____ Fragment dokumentu
MAREK KRAJEWSKI "KONIEC ŚWIATA W BRESLAU"
WAB Warszawa 2003
Grażyna
Marek Krajewski to człowiek młody, choć już
nie tak młody jak ci dwudziesto- i trzydziestolatkowie, o
których książkach rozmawiałyśmy ostatnio.
Zadebiutował w 1999 roku powieścią "Śmierć w
Breslau", a dziś leży przed nami na jego drugi tom
"Koniec świata w Breslau" i jest to pierwszy kryminał,
który wybrałyśmy jako temat dyskusji w naszym gronie. Przed
spotkaniem słyszałam już od Was, że
książka się podobała, tymczasem gdy
siadłyśmy razem okazało się, że
musimy się dobrze zastanowić chcąc ja
streścić. Czy rzeczywiście tak niewiele
pozostało z tej dobrej lektury w naszej pamięci?
________
____ Materiał
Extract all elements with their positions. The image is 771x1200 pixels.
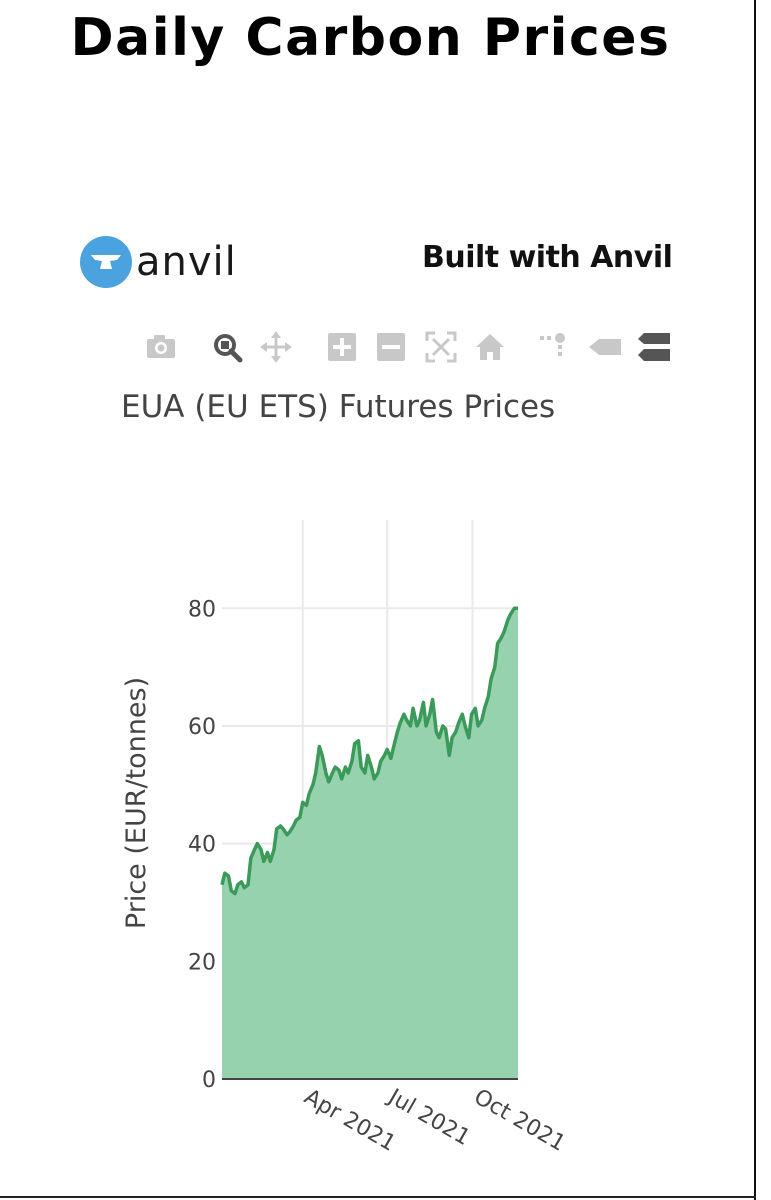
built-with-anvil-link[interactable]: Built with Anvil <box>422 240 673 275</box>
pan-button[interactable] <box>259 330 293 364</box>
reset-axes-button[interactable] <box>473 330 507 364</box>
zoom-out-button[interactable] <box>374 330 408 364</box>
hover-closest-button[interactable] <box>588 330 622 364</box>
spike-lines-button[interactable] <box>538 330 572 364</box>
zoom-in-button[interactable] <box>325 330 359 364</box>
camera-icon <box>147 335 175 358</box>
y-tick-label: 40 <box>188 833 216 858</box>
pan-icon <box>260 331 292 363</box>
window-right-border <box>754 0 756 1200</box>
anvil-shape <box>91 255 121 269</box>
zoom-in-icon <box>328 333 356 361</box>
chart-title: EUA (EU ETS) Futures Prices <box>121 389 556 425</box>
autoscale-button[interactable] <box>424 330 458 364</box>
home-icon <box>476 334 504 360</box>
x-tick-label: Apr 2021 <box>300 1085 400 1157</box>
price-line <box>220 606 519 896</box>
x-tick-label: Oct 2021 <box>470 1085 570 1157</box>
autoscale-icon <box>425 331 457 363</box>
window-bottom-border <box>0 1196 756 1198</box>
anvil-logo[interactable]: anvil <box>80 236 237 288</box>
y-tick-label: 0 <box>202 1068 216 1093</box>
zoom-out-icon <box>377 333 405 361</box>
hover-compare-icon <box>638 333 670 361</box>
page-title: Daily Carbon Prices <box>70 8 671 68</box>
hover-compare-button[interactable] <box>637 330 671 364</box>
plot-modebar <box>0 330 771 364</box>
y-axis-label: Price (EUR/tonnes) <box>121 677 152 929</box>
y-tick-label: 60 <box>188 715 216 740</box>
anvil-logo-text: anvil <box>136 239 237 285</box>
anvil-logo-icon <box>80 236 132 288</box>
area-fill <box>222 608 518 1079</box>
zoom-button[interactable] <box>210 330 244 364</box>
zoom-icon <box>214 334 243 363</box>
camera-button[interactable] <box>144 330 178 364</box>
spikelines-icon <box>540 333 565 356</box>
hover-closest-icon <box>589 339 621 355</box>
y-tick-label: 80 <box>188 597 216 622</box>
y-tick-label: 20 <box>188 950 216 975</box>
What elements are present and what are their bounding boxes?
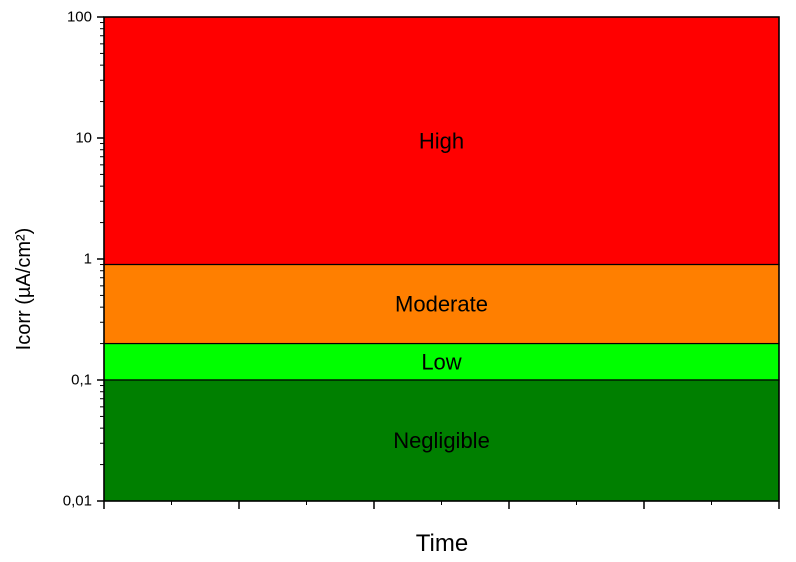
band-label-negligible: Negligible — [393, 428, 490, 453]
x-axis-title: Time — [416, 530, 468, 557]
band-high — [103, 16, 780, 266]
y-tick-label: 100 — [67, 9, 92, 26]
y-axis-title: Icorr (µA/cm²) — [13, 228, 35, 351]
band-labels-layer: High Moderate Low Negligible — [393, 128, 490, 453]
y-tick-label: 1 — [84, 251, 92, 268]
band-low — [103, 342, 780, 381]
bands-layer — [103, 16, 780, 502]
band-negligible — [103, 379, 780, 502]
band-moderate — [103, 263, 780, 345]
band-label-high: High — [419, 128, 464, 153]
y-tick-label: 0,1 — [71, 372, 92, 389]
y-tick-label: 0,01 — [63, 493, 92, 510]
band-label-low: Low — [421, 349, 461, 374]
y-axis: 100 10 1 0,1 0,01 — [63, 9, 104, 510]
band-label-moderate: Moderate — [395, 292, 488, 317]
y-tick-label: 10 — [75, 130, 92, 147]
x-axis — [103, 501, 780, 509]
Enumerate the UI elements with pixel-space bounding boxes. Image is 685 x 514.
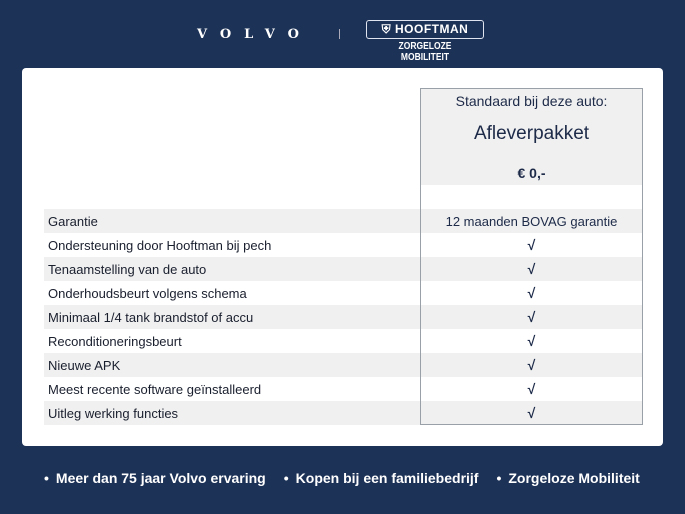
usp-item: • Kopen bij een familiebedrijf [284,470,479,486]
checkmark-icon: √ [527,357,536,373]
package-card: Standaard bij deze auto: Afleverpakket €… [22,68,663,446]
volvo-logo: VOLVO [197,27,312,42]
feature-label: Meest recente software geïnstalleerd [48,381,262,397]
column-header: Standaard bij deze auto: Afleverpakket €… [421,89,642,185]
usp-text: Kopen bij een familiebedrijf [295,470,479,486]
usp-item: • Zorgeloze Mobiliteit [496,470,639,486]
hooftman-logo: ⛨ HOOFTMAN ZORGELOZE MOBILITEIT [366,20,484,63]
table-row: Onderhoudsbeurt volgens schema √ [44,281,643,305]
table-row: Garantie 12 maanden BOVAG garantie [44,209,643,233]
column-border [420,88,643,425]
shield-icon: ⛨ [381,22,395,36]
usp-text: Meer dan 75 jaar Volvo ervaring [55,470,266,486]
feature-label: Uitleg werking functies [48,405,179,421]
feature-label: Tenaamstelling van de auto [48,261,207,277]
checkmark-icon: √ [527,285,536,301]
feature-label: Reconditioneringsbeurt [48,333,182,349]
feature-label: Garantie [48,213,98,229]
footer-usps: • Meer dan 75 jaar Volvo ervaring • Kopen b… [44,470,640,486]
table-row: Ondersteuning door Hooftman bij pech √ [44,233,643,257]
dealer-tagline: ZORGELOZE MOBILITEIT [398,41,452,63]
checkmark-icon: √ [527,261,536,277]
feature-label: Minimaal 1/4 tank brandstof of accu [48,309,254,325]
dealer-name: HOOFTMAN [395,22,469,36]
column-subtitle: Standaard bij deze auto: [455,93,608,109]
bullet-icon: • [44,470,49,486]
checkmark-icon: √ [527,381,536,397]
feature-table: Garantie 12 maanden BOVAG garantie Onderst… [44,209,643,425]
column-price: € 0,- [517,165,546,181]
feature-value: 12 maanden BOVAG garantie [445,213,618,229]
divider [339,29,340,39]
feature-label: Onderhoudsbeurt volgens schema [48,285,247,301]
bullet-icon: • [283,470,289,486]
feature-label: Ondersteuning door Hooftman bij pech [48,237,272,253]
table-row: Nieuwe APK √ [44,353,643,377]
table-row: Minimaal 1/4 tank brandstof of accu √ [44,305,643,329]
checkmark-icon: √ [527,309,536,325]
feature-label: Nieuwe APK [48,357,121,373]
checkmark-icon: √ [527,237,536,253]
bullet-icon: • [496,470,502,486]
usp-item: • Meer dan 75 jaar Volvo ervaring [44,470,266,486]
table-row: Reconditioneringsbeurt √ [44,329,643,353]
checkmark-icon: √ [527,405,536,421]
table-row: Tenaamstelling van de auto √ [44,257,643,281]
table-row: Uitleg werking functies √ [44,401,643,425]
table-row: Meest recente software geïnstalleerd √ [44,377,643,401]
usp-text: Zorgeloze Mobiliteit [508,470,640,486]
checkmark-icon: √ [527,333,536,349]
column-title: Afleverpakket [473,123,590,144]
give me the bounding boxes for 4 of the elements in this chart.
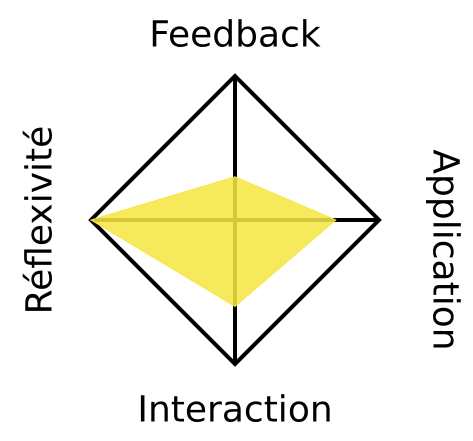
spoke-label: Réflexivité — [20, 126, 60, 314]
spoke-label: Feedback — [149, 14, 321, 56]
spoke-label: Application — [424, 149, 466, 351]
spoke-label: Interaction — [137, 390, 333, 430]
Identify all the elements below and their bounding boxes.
________
Zadania do wykonania:
[a] W którym roku i jaką powieścią, według omówienia powieści Krajewskiego, autor zadebiutował?
[b] Proszę napisać dalszy ciąg omówienia powieści Krajewskiego, zaczynając po ostatnim zdaniu.
Materiał nie jest potrzebny do wykonania zadań.

Zestaw odpowiedzi:
[a] W 1999 roku powieścią „Śmierć w Breslau”.

[b]
Iza
Trochę jednak pozostało. Jest to kryminał
powiedziałabym z krwi i kości, czyli mamy bardzo dużo
trupów, mamy bardzo zagmatwaną intrygę kryminalną,
mamy głównego bohatera, który stara się rowiązać
zagadkę, ale czy to mu się do końca udało, tego
nie jestem pewna.
Renia
Odebrałam motyw kryminalny jako pretekst. Jest takie
zjawisko, że autorzy próbują sprzedać swoje ciekawe,
cenne oberwacje włączając motyw sensacyjny, żeby
przyciągnąć uwagę czytelnika. I w tym momencie
wydaje mi się, że Krajewski sprzedaje nam wiele informacji o
historii Wrocławia, wiele wspaniałych szczegółów
dotyczących jego architektury i przeszłości,
dodając do tego właśnie jako taką szczególną
przyprawę wątek detektywistyczny.
Iza
Poza tym autor cały czas puszcza do nas oko. Ten wątek
kryminalny jest wątkiem prześmianym. Ja nie wiem jak wy,
ale ja miałam kilka razy ochotę w głos się
zaśmiać. W ostatnich latach zdarzyło mi się
parę kryminałów przeczytać i stwierdzam, że
autor też musi je znać i musi być wielbicielem
szeroko rozumianej literatury sensacyjnej.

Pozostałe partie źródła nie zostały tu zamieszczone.